:: THE EXERCISE ::
Each record that follows should be repeated exactly, minus any images.

:: SUPPLIED INFORMATION ::

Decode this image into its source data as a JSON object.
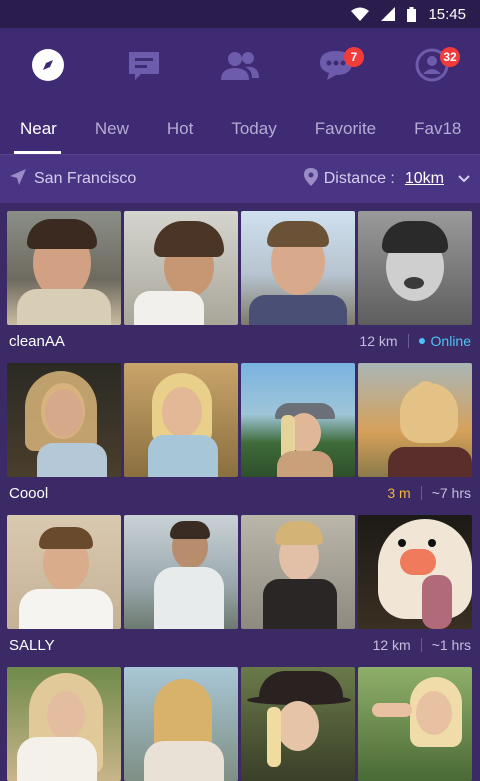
{
  "status_bar": {
    "time": "15:45"
  },
  "top_nav": {
    "items": [
      {
        "icon": "compass-icon"
      },
      {
        "icon": "chat-list-icon"
      },
      {
        "icon": "people-icon"
      },
      {
        "icon": "messages-icon",
        "badge": "7"
      },
      {
        "icon": "profile-icon",
        "badge": "32"
      }
    ]
  },
  "tabs": [
    "Near",
    "New",
    "Hot",
    "Today",
    "Favorite",
    "Fav18"
  ],
  "active_tab": "Near",
  "filter": {
    "location": "San Francisco",
    "distance_label": "Distance :",
    "distance_value": "10km"
  },
  "users": [
    {
      "name": "cleanAA",
      "distance": "12 km",
      "status": "Online"
    },
    {
      "name": "Coool",
      "distance": "3 m",
      "status": "~7 hrs"
    },
    {
      "name": "SALLY",
      "distance": "12 km",
      "status": "~1 hrs"
    }
  ],
  "colors": {
    "background": "#3b2a66",
    "nav": "#3f2b73",
    "badge": "#f23b3b",
    "online": "#4cc3f5",
    "near_distance": "#f4b43a"
  }
}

:: CORRECT RESULT ::
Decode this image into its source data as a JSON object.
{
  "status_bar": {
    "time": "15:45"
  },
  "top_nav": {
    "items": [
      {
        "icon": "compass-icon"
      },
      {
        "icon": "chat-list-icon"
      },
      {
        "icon": "people-icon"
      },
      {
        "icon": "messages-icon",
        "badge": "7"
      },
      {
        "icon": "profile-icon",
        "badge": "32"
      }
    ]
  },
  "tabs": [
    "Near",
    "New",
    "Hot",
    "Today",
    "Favorite",
    "Fav18"
  ],
  "active_tab": "Near",
  "filter": {
    "location": "San Francisco",
    "distance_label": "Distance :",
    "distance_value": "10km"
  },
  "users": [
    {
      "name": "cleanAA",
      "distance": "12 km",
      "status": "Online"
    },
    {
      "name": "Coool",
      "distance": "3 m",
      "status": "~7 hrs"
    },
    {
      "name": "SALLY",
      "distance": "12 km",
      "status": "~1 hrs"
    }
  ],
  "colors": {
    "background": "#3b2a66",
    "nav": "#3f2b73",
    "badge": "#f23b3b",
    "online": "#4cc3f5",
    "near_distance": "#f4b43a"
  }
}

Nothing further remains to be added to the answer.